Omit any picture, and return the remaining data exactly as written.

Saved entries ▸
■ ■ ■ ■ ■
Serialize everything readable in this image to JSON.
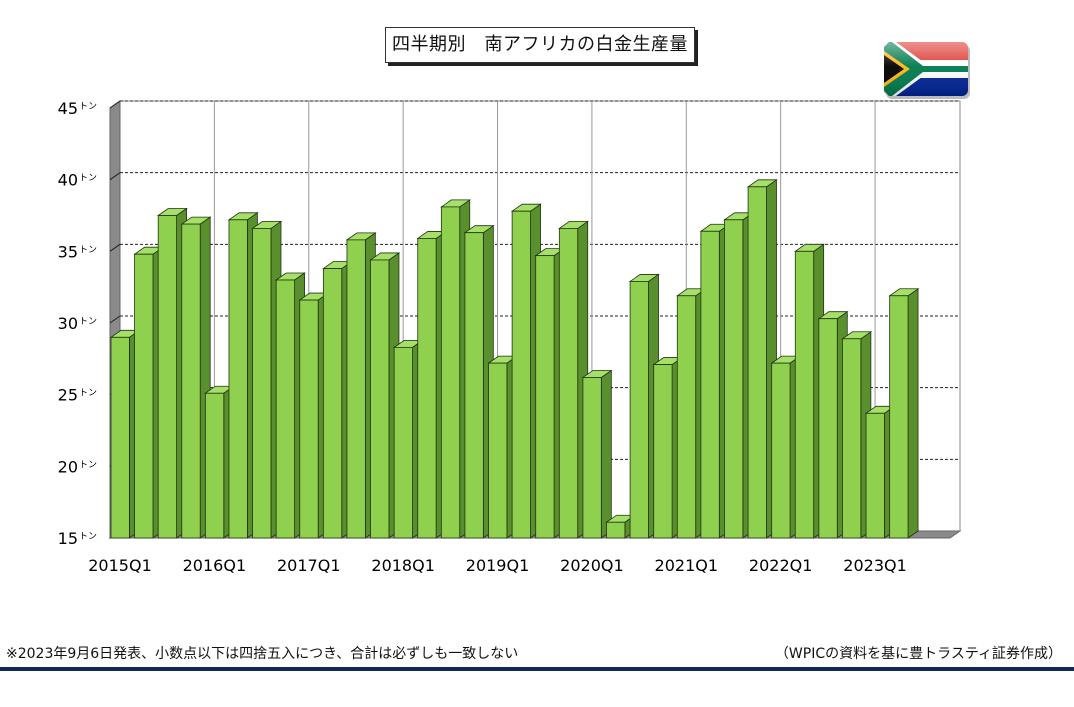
{
  "title": "四半期別　南アフリカの白金生産量",
  "footnote": "※2023年9月6日発表、小数点以下は四捨五入につき、合計は必ずしも一致しない",
  "source": "（WPICの資料を基に豊トラスティ証券作成）",
  "flag_icon": "south-africa-flag-icon",
  "colors": {
    "bar_front": "#8fd14f",
    "bar_side": "#5a8f2e",
    "bar_top": "#a7e068",
    "wall": "#ffffff",
    "floor": "#8a8a8a"
  },
  "chart_data": {
    "type": "bar",
    "ylim": [
      15,
      45
    ],
    "ytick_values": [
      15,
      20,
      25,
      30,
      35,
      40,
      45
    ],
    "y_unit": "トン",
    "xtick_labels": [
      "2015Q1",
      "2016Q1",
      "2017Q1",
      "2018Q1",
      "2019Q1",
      "2020Q1",
      "2021Q1",
      "2022Q1",
      "2023Q1"
    ],
    "xtick_label_every": 4,
    "grid": true,
    "categories": [
      "2015Q1",
      "2015Q2",
      "2015Q3",
      "2015Q4",
      "2016Q1",
      "2016Q2",
      "2016Q3",
      "2016Q4",
      "2017Q1",
      "2017Q2",
      "2017Q3",
      "2017Q4",
      "2018Q1",
      "2018Q2",
      "2018Q3",
      "2018Q4",
      "2019Q1",
      "2019Q2",
      "2019Q3",
      "2019Q4",
      "2020Q1",
      "2020Q2",
      "2020Q3",
      "2020Q4",
      "2021Q1",
      "2021Q2",
      "2021Q3",
      "2021Q4",
      "2022Q1",
      "2022Q2",
      "2022Q3",
      "2022Q4",
      "2023Q1",
      "2023Q2"
    ],
    "values": [
      29.0,
      34.8,
      37.5,
      36.9,
      25.1,
      37.2,
      36.6,
      33.0,
      31.6,
      33.8,
      35.8,
      34.4,
      28.3,
      35.9,
      38.1,
      36.3,
      27.2,
      37.8,
      34.7,
      36.6,
      26.2,
      16.1,
      32.9,
      27.1,
      31.9,
      36.4,
      37.2,
      39.5,
      27.2,
      35.0,
      30.3,
      28.9,
      23.7,
      31.9
    ]
  }
}
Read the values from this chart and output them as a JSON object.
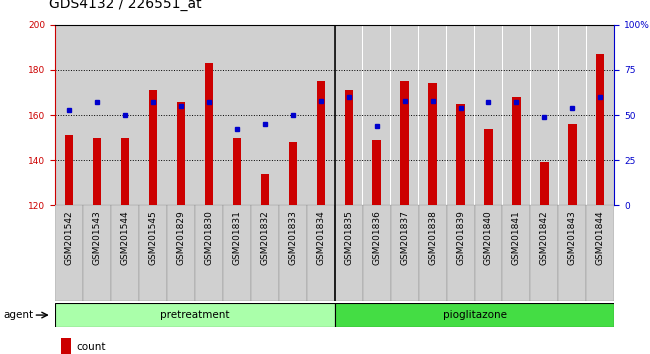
{
  "title": "GDS4132 / 226551_at",
  "categories": [
    "GSM201542",
    "GSM201543",
    "GSM201544",
    "GSM201545",
    "GSM201829",
    "GSM201830",
    "GSM201831",
    "GSM201832",
    "GSM201833",
    "GSM201834",
    "GSM201835",
    "GSM201836",
    "GSM201837",
    "GSM201838",
    "GSM201839",
    "GSM201840",
    "GSM201841",
    "GSM201842",
    "GSM201843",
    "GSM201844"
  ],
  "counts": [
    151,
    150,
    150,
    171,
    166,
    183,
    150,
    134,
    148,
    175,
    171,
    149,
    175,
    174,
    165,
    154,
    168,
    139,
    156,
    187
  ],
  "percentiles": [
    53,
    57,
    50,
    57,
    55,
    57,
    42,
    45,
    50,
    58,
    60,
    44,
    58,
    58,
    54,
    57,
    57,
    49,
    54,
    60
  ],
  "pretreatment_count": 10,
  "pioglitazone_count": 10,
  "ylim_left": [
    120,
    200
  ],
  "ylim_right": [
    0,
    100
  ],
  "yticks_left": [
    120,
    140,
    160,
    180,
    200
  ],
  "yticks_right": [
    0,
    25,
    50,
    75,
    100
  ],
  "bar_color": "#cc0000",
  "dot_color": "#0000cc",
  "pretreatment_color": "#aaffaa",
  "pioglitazone_color": "#44dd44",
  "background_bar_color": "#d0d0d0",
  "title_fontsize": 10,
  "tick_fontsize": 6.5,
  "label_fontsize": 7.5
}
■ ■ ■ ■ ■
Response ▸
Serialize everything readable in this image to JSON.
{
  "title": "四半期別　南アフリカの白金生産量",
  "footnote": "※2023年9月6日発表、小数点以下は四捨五入につき、合計は必ずしも一致しない",
  "source": "（WPICの資料を基に豊トラスティ証券作成）",
  "flag_icon": "south-africa-flag-icon",
  "colors": {
    "bar_front": "#8fd14f",
    "bar_side": "#5a8f2e",
    "bar_top": "#a7e068",
    "wall": "#ffffff",
    "floor": "#8a8a8a"
  },
  "chart_data": {
    "type": "bar",
    "ylim": [
      15,
      45
    ],
    "ytick_values": [
      15,
      20,
      25,
      30,
      35,
      40,
      45
    ],
    "y_unit": "トン",
    "xtick_labels": [
      "2015Q1",
      "2016Q1",
      "2017Q1",
      "2018Q1",
      "2019Q1",
      "2020Q1",
      "2021Q1",
      "2022Q1",
      "2023Q1"
    ],
    "xtick_label_every": 4,
    "grid": true,
    "categories": [
      "2015Q1",
      "2015Q2",
      "2015Q3",
      "2015Q4",
      "2016Q1",
      "2016Q2",
      "2016Q3",
      "2016Q4",
      "2017Q1",
      "2017Q2",
      "2017Q3",
      "2017Q4",
      "2018Q1",
      "2018Q2",
      "2018Q3",
      "2018Q4",
      "2019Q1",
      "2019Q2",
      "2019Q3",
      "2019Q4",
      "2020Q1",
      "2020Q2",
      "2020Q3",
      "2020Q4",
      "2021Q1",
      "2021Q2",
      "2021Q3",
      "2021Q4",
      "2022Q1",
      "2022Q2",
      "2022Q3",
      "2022Q4",
      "2023Q1",
      "2023Q2"
    ],
    "values": [
      29.0,
      34.8,
      37.5,
      36.9,
      25.1,
      37.2,
      36.6,
      33.0,
      31.6,
      33.8,
      35.8,
      34.4,
      28.3,
      35.9,
      38.1,
      36.3,
      27.2,
      37.8,
      34.7,
      36.6,
      26.2,
      16.1,
      32.9,
      27.1,
      31.9,
      36.4,
      37.2,
      39.5,
      27.2,
      35.0,
      30.3,
      28.9,
      23.7,
      31.9
    ]
  }
}
Read the values from this chart and output them as a JSON object.
{
  "title": "GDS4132 / 226551_at",
  "categories": [
    "GSM201542",
    "GSM201543",
    "GSM201544",
    "GSM201545",
    "GSM201829",
    "GSM201830",
    "GSM201831",
    "GSM201832",
    "GSM201833",
    "GSM201834",
    "GSM201835",
    "GSM201836",
    "GSM201837",
    "GSM201838",
    "GSM201839",
    "GSM201840",
    "GSM201841",
    "GSM201842",
    "GSM201843",
    "GSM201844"
  ],
  "counts": [
    151,
    150,
    150,
    171,
    166,
    183,
    150,
    134,
    148,
    175,
    171,
    149,
    175,
    174,
    165,
    154,
    168,
    139,
    156,
    187
  ],
  "percentiles": [
    53,
    57,
    50,
    57,
    55,
    57,
    42,
    45,
    50,
    58,
    60,
    44,
    58,
    58,
    54,
    57,
    57,
    49,
    54,
    60
  ],
  "pretreatment_count": 10,
  "pioglitazone_count": 10,
  "ylim_left": [
    120,
    200
  ],
  "ylim_right": [
    0,
    100
  ],
  "yticks_left": [
    120,
    140,
    160,
    180,
    200
  ],
  "yticks_right": [
    0,
    25,
    50,
    75,
    100
  ],
  "bar_color": "#cc0000",
  "dot_color": "#0000cc",
  "pretreatment_color": "#aaffaa",
  "pioglitazone_color": "#44dd44",
  "background_bar_color": "#d0d0d0",
  "title_fontsize": 10,
  "tick_fontsize": 6.5,
  "label_fontsize": 7.5
}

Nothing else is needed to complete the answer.